Task to carry out » Report, as a bare number, how many lines hold "JSON".

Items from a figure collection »

* * *

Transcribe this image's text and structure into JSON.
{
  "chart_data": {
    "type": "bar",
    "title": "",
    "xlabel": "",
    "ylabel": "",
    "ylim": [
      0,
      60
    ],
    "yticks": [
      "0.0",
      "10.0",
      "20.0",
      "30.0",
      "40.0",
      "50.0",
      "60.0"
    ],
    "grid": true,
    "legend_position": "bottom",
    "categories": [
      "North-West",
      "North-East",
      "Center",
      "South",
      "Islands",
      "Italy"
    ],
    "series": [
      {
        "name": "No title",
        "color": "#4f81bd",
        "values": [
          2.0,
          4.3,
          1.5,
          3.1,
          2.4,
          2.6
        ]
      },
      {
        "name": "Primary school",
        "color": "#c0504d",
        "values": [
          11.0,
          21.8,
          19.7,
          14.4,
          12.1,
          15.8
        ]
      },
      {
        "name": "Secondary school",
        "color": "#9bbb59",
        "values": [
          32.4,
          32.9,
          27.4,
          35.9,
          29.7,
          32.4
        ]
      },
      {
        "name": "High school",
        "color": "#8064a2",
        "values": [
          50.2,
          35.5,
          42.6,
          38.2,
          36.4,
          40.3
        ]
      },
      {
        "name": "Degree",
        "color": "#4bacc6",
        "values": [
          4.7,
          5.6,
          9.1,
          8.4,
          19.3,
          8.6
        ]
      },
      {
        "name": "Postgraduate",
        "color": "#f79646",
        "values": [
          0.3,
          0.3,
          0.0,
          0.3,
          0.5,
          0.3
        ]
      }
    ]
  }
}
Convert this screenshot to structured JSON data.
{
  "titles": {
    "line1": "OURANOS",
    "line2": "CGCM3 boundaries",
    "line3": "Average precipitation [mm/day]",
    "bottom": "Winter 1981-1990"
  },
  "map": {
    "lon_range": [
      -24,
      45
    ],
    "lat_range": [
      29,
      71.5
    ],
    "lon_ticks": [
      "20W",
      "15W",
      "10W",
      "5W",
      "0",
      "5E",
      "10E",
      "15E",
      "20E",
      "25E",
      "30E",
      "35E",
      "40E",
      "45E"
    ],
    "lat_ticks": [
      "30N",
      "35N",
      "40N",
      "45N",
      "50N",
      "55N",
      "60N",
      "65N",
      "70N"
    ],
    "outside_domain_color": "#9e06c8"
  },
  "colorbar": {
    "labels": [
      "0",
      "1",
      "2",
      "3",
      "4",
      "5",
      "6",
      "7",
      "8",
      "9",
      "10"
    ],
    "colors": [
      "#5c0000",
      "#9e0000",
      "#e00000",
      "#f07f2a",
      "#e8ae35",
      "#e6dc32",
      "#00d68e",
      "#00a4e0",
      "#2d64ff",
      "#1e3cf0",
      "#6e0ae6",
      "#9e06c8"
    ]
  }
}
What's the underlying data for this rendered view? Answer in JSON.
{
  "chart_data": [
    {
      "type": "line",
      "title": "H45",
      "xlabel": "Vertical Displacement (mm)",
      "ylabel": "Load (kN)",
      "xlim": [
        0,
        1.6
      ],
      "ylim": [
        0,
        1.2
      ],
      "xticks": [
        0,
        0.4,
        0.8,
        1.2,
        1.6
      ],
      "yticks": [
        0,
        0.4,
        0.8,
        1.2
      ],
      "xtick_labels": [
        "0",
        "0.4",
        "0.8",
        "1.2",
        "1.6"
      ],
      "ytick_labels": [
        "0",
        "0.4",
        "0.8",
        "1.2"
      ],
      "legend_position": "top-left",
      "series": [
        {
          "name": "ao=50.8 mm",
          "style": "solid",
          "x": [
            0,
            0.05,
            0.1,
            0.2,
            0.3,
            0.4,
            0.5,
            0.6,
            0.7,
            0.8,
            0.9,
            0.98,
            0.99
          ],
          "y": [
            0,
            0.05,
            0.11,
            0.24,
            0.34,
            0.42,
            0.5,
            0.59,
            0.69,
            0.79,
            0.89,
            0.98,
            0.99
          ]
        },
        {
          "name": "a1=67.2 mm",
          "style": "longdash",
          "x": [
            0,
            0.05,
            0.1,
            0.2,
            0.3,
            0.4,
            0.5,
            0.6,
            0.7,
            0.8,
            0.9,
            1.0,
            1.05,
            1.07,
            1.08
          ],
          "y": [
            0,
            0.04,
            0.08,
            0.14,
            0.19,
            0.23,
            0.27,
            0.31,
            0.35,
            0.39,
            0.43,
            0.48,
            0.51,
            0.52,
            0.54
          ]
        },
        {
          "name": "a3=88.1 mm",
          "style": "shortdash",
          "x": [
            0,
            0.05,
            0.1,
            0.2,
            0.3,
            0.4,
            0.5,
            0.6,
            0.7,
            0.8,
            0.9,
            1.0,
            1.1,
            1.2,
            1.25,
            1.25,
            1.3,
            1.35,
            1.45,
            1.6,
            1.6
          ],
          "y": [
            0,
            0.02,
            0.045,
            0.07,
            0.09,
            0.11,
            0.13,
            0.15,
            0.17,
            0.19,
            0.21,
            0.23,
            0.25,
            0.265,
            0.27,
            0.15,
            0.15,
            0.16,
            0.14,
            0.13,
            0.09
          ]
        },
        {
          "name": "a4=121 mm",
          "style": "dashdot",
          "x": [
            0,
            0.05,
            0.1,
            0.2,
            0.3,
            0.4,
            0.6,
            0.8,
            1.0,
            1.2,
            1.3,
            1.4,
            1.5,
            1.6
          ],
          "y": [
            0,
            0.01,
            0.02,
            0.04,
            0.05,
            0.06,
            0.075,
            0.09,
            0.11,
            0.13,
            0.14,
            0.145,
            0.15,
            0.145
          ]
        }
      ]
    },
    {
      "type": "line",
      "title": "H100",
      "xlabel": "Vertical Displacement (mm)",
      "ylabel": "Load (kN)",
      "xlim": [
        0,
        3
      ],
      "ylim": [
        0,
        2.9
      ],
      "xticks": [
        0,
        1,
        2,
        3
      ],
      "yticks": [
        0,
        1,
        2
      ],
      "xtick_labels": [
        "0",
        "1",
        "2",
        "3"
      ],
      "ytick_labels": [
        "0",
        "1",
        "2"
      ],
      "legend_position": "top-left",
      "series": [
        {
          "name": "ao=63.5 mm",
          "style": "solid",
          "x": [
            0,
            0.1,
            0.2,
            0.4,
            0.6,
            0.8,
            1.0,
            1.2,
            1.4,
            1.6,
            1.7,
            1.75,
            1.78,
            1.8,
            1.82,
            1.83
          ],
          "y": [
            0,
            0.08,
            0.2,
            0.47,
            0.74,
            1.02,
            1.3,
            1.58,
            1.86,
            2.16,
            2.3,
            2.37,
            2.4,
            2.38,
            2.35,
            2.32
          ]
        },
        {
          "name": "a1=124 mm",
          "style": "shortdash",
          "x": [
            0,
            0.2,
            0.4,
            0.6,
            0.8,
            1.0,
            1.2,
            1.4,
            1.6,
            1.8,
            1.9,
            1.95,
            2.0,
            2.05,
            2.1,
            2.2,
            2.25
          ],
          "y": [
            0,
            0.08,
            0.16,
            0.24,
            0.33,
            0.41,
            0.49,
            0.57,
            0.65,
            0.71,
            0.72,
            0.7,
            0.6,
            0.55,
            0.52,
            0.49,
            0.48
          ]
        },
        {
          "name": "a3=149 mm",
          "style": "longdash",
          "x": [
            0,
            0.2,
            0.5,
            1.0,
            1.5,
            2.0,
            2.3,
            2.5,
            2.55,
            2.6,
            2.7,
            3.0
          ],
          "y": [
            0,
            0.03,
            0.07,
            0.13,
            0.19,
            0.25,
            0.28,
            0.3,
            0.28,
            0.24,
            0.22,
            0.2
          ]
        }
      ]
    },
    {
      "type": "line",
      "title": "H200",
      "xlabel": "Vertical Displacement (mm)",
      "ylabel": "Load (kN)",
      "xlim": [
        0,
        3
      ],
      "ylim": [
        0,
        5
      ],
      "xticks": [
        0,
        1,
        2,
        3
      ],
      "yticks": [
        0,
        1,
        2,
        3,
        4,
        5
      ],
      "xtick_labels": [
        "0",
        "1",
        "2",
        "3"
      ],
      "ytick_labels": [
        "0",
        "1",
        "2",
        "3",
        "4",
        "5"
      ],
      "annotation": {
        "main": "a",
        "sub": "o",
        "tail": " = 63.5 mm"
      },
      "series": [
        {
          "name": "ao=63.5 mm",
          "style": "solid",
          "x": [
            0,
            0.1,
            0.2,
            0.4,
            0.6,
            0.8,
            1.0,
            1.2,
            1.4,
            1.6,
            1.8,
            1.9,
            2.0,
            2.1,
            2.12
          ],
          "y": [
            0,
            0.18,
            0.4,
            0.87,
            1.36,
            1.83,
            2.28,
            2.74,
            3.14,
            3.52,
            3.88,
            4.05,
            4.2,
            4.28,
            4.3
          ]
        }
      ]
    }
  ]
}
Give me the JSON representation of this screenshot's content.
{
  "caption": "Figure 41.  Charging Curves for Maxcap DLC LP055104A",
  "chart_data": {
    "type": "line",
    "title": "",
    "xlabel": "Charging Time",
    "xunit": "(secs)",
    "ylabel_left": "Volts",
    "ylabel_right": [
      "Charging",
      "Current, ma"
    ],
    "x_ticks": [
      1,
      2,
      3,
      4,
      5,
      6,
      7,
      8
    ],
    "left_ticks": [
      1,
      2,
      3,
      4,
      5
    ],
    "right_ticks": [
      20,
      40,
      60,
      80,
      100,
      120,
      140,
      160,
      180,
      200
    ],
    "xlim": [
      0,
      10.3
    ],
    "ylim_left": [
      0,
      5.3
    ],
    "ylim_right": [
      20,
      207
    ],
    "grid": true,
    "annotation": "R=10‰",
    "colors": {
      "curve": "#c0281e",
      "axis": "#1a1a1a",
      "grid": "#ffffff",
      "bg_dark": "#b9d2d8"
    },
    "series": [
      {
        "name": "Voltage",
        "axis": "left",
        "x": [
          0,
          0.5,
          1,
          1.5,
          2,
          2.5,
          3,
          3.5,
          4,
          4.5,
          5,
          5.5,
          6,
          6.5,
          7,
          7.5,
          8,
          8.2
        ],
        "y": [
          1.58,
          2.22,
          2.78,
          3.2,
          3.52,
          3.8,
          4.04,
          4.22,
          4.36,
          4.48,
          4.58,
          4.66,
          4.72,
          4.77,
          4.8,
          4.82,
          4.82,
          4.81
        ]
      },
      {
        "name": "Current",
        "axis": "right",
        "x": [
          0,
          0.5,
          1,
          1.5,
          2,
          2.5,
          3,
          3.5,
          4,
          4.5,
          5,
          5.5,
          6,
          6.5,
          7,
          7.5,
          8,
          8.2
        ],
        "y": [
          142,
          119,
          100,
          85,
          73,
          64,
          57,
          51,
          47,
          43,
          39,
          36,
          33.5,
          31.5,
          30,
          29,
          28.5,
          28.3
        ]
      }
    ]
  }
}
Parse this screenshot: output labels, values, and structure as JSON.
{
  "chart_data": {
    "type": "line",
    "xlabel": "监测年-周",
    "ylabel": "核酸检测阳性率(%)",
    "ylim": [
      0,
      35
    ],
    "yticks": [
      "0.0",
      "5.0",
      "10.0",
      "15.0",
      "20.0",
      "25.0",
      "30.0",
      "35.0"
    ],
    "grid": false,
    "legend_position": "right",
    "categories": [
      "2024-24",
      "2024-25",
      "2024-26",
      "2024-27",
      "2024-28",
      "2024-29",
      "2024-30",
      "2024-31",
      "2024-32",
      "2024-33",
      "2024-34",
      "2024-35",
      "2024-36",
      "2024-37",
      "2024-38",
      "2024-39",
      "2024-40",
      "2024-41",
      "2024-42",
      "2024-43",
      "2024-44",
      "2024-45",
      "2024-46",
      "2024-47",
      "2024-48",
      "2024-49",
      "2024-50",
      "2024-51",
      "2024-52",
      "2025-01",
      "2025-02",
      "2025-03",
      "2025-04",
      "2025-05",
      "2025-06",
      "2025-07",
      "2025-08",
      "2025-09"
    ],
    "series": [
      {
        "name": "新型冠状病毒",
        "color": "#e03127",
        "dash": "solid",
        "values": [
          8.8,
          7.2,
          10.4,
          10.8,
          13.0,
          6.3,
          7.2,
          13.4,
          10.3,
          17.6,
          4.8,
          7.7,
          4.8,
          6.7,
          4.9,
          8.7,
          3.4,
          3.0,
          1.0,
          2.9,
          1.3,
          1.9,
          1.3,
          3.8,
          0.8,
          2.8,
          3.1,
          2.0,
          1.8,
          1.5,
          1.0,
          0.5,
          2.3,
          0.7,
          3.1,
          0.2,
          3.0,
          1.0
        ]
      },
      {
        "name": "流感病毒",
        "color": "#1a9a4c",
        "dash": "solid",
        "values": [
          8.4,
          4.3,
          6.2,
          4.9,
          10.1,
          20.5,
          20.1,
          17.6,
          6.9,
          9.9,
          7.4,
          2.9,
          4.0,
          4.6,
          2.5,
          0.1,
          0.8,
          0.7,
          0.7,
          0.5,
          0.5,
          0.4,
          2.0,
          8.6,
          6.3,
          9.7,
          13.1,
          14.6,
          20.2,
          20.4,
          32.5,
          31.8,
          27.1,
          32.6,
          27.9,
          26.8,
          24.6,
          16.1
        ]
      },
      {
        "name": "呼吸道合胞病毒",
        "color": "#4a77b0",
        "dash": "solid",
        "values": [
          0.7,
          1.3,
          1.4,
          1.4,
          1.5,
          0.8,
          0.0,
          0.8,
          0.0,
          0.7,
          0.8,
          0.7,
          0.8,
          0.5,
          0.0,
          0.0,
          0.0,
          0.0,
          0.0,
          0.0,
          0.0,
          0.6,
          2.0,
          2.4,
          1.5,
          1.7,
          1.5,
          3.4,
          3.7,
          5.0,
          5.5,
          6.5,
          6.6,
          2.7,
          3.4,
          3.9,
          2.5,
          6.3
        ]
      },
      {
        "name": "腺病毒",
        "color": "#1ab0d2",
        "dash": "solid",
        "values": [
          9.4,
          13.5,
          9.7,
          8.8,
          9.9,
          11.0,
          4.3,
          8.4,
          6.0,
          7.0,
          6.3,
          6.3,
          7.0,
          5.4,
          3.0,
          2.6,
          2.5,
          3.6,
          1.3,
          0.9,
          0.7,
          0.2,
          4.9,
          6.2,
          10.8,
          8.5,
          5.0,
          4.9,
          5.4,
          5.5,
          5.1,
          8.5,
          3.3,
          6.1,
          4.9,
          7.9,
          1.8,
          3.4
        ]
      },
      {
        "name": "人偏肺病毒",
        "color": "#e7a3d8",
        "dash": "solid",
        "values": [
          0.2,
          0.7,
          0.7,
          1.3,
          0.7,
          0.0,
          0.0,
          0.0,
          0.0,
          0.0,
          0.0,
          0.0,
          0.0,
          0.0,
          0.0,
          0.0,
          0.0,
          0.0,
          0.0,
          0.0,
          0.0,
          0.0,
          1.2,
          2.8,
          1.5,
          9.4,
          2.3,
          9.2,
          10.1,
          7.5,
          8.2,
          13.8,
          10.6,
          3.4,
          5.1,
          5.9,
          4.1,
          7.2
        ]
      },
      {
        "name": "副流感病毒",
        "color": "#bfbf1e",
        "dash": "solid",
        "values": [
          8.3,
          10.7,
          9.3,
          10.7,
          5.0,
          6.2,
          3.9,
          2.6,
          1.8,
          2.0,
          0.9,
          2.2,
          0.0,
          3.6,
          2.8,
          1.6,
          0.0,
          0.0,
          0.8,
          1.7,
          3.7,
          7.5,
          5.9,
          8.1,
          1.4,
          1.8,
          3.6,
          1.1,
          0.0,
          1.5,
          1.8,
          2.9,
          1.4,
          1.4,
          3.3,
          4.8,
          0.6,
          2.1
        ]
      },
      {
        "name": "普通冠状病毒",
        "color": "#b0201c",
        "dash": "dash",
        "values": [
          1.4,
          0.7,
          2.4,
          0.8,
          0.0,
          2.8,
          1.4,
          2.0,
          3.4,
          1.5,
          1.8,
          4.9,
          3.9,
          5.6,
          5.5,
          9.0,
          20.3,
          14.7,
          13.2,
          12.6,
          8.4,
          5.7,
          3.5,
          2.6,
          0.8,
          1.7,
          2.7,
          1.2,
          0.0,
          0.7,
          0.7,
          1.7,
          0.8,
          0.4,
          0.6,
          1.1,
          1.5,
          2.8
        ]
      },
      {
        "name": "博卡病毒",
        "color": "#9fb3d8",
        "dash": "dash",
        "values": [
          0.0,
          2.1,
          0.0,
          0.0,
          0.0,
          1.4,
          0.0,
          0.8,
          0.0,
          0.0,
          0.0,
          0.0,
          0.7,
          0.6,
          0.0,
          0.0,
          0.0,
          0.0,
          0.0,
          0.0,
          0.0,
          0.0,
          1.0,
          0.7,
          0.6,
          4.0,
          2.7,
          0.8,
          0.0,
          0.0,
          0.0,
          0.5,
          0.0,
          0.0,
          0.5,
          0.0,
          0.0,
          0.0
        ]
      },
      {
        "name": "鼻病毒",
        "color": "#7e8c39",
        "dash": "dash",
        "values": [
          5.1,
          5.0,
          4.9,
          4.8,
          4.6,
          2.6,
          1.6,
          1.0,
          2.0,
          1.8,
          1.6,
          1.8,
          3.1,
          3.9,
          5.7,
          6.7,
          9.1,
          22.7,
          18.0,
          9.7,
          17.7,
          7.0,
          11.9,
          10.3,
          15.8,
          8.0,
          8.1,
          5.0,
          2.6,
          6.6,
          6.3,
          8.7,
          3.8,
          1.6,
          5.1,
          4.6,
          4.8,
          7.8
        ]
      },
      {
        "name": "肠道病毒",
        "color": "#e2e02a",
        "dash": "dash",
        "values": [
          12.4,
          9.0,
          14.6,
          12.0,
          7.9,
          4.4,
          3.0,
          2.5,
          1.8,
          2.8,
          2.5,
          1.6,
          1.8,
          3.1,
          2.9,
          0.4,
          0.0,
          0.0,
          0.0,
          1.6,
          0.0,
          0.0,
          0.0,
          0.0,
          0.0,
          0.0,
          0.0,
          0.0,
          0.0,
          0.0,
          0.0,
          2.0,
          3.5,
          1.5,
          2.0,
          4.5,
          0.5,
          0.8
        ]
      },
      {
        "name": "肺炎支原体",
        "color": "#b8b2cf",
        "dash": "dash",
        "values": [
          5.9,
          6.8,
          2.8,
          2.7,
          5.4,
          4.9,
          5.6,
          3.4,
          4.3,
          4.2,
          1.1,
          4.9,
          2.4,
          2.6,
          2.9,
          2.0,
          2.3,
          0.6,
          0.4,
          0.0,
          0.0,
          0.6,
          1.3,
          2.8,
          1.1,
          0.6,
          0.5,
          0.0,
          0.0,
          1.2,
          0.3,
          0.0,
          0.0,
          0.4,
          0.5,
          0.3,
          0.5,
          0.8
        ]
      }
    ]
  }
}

* * *

Exercise solution » 5